WORK REQUEST:
Here is a block of records. Copy every one of them exactly.

Dataset entries on figures

★ ★ ★ ★

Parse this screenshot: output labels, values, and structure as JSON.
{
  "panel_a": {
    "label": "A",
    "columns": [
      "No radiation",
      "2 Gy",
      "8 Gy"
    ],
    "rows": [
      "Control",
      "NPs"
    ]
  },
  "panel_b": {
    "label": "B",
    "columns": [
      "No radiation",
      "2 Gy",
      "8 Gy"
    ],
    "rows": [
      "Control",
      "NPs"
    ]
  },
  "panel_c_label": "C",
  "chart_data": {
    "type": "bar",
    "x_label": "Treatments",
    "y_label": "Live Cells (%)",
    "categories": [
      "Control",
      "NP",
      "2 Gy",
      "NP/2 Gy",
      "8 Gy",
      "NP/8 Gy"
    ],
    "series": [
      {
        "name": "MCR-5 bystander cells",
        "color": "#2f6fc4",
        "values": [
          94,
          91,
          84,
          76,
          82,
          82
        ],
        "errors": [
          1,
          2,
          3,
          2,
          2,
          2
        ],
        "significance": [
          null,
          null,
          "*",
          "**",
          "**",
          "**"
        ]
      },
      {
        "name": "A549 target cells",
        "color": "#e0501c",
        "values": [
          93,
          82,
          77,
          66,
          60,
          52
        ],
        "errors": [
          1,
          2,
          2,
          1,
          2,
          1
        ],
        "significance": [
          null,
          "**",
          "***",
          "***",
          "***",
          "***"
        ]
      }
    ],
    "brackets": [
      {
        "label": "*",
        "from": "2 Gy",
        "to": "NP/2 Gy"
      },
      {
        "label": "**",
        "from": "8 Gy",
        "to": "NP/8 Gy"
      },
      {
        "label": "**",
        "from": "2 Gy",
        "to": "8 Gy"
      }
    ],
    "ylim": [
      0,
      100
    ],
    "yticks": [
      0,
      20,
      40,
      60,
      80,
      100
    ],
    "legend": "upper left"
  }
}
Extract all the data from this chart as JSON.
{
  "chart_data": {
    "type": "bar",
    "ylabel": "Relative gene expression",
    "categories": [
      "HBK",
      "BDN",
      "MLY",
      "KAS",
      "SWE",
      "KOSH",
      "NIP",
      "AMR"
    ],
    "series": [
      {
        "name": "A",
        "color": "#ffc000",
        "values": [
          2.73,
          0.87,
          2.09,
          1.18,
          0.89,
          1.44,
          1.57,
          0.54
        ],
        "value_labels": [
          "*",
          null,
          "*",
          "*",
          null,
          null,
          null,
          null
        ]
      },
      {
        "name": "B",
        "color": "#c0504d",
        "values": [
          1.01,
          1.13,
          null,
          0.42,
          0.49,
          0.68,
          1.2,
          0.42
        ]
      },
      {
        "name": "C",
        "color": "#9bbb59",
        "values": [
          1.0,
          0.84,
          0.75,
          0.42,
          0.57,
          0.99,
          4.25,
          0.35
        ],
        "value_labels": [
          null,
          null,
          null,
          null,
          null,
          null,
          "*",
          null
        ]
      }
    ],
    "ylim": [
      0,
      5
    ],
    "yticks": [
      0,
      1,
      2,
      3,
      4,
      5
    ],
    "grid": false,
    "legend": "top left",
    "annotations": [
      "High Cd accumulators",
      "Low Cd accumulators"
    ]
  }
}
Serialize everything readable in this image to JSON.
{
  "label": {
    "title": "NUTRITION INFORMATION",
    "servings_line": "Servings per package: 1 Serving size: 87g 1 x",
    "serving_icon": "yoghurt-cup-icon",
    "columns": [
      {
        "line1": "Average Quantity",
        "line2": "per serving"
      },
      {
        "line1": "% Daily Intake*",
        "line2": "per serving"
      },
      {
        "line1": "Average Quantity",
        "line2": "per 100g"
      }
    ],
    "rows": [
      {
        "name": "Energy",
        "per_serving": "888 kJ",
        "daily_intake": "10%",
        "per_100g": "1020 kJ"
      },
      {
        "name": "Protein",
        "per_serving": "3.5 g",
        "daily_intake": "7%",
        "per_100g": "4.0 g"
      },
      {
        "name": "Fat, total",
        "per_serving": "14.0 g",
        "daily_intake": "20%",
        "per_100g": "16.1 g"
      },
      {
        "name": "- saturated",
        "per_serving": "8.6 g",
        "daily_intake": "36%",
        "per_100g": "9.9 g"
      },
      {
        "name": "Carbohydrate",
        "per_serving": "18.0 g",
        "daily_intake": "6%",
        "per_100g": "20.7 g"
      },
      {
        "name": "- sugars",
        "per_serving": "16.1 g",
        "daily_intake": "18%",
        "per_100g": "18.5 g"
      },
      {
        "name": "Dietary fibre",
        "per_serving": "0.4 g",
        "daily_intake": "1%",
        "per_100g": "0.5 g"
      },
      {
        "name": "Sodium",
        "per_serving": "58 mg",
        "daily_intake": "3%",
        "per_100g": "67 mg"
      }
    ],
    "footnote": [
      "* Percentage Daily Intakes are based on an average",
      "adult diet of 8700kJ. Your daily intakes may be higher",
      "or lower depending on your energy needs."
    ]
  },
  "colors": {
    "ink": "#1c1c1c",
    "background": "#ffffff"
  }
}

★ ★ ★ ★

YOUR SOLUTION:
Parse this screenshot: output labels, values, and structure as JSON.
{
  "panel_a": {
    "label": "A",
    "columns": [
      "No radiation",
      "2 Gy",
      "8 Gy"
    ],
    "rows": [
      "Control",
      "NPs"
    ]
  },
  "panel_b": {
    "label": "B",
    "columns": [
      "No radiation",
      "2 Gy",
      "8 Gy"
    ],
    "rows": [
      "Control",
      "NPs"
    ]
  },
  "panel_c_label": "C",
  "chart_data": {
    "type": "bar",
    "x_label": "Treatments",
    "y_label": "Live Cells (%)",
    "categories": [
      "Control",
      "NP",
      "2 Gy",
      "NP/2 Gy",
      "8 Gy",
      "NP/8 Gy"
    ],
    "series": [
      {
        "name": "MCR-5 bystander cells",
        "color": "#2f6fc4",
        "values": [
          94,
          91,
          84,
          76,
          82,
          82
        ],
        "errors": [
          1,
          2,
          3,
          2,
          2,
          2
        ],
        "significance": [
          null,
          null,
          "*",
          "**",
          "**",
          "**"
        ]
      },
      {
        "name": "A549 target cells",
        "color": "#e0501c",
        "values": [
          93,
          82,
          77,
          66,
          60,
          52
        ],
        "errors": [
          1,
          2,
          2,
          1,
          2,
          1
        ],
        "significance": [
          null,
          "**",
          "***",
          "***",
          "***",
          "***"
        ]
      }
    ],
    "brackets": [
      {
        "label": "*",
        "from": "2 Gy",
        "to": "NP/2 Gy"
      },
      {
        "label": "**",
        "from": "8 Gy",
        "to": "NP/8 Gy"
      },
      {
        "label": "**",
        "from": "2 Gy",
        "to": "8 Gy"
      }
    ],
    "ylim": [
      0,
      100
    ],
    "yticks": [
      0,
      20,
      40,
      60,
      80,
      100
    ],
    "legend": "upper left"
  }
}
Extract all the data from this chart as JSON.
{
  "chart_data": {
    "type": "bar",
    "ylabel": "Relative gene expression",
    "categories": [
      "HBK",
      "BDN",
      "MLY",
      "KAS",
      "SWE",
      "KOSH",
      "NIP",
      "AMR"
    ],
    "series": [
      {
        "name": "A",
        "color": "#ffc000",
        "values": [
          2.73,
          0.87,
          2.09,
          1.18,
          0.89,
          1.44,
          1.57,
          0.54
        ],
        "value_labels": [
          "*",
          null,
          "*",
          "*",
          null,
          null,
          null,
          null
        ]
      },
      {
        "name": "B",
        "color": "#c0504d",
        "values": [
          1.01,
          1.13,
          null,
          0.42,
          0.49,
          0.68,
          1.2,
          0.42
        ]
      },
      {
        "name": "C",
        "color": "#9bbb59",
        "values": [
          1.0,
          0.84,
          0.75,
          0.42,
          0.57,
          0.99,
          4.25,
          0.35
        ],
        "value_labels": [
          null,
          null,
          null,
          null,
          null,
          null,
          "*",
          null
        ]
      }
    ],
    "ylim": [
      0,
      5
    ],
    "yticks": [
      0,
      1,
      2,
      3,
      4,
      5
    ],
    "grid": false,
    "legend": "top left",
    "annotations": [
      "High Cd accumulators",
      "Low Cd accumulators"
    ]
  }
}
Serialize everything readable in this image to JSON.
{
  "label": {
    "title": "NUTRITION INFORMATION",
    "servings_line": "Servings per package: 1 Serving size: 87g 1 x",
    "serving_icon": "yoghurt-cup-icon",
    "columns": [
      {
        "line1": "Average Quantity",
        "line2": "per serving"
      },
      {
        "line1": "% Daily Intake*",
        "line2": "per serving"
      },
      {
        "line1": "Average Quantity",
        "line2": "per 100g"
      }
    ],
    "rows": [
      {
        "name": "Energy",
        "per_serving": "888 kJ",
        "daily_intake": "10%",
        "per_100g": "1020 kJ"
      },
      {
        "name": "Protein",
        "per_serving": "3.5 g",
        "daily_intake": "7%",
        "per_100g": "4.0 g"
      },
      {
        "name": "Fat, total",
        "per_serving": "14.0 g",
        "daily_intake": "20%",
        "per_100g": "16.1 g"
      },
      {
        "name": "- saturated",
        "per_serving": "8.6 g",
        "daily_intake": "36%",
        "per_100g": "9.9 g"
      },
      {
        "name": "Carbohydrate",
        "per_serving": "18.0 g",
        "daily_intake": "6%",
        "per_100g": "20.7 g"
      },
      {
        "name": "- sugars",
        "per_serving": "16.1 g",
        "daily_intake": "18%",
        "per_100g": "18.5 g"
      },
      {
        "name": "Dietary fibre",
        "per_serving": "0.4 g",
        "daily_intake": "1%",
        "per_100g": "0.5 g"
      },
      {
        "name": "Sodium",
        "per_serving": "58 mg",
        "daily_intake": "3%",
        "per_100g": "67 mg"
      }
    ],
    "footnote": [
      "* Percentage Daily Intakes are based on an average",
      "adult diet of 8700kJ. Your daily intakes may be higher",
      "or lower depending on your energy needs."
    ]
  },
  "colors": {
    "ink": "#1c1c1c",
    "background": "#ffffff"
  }
}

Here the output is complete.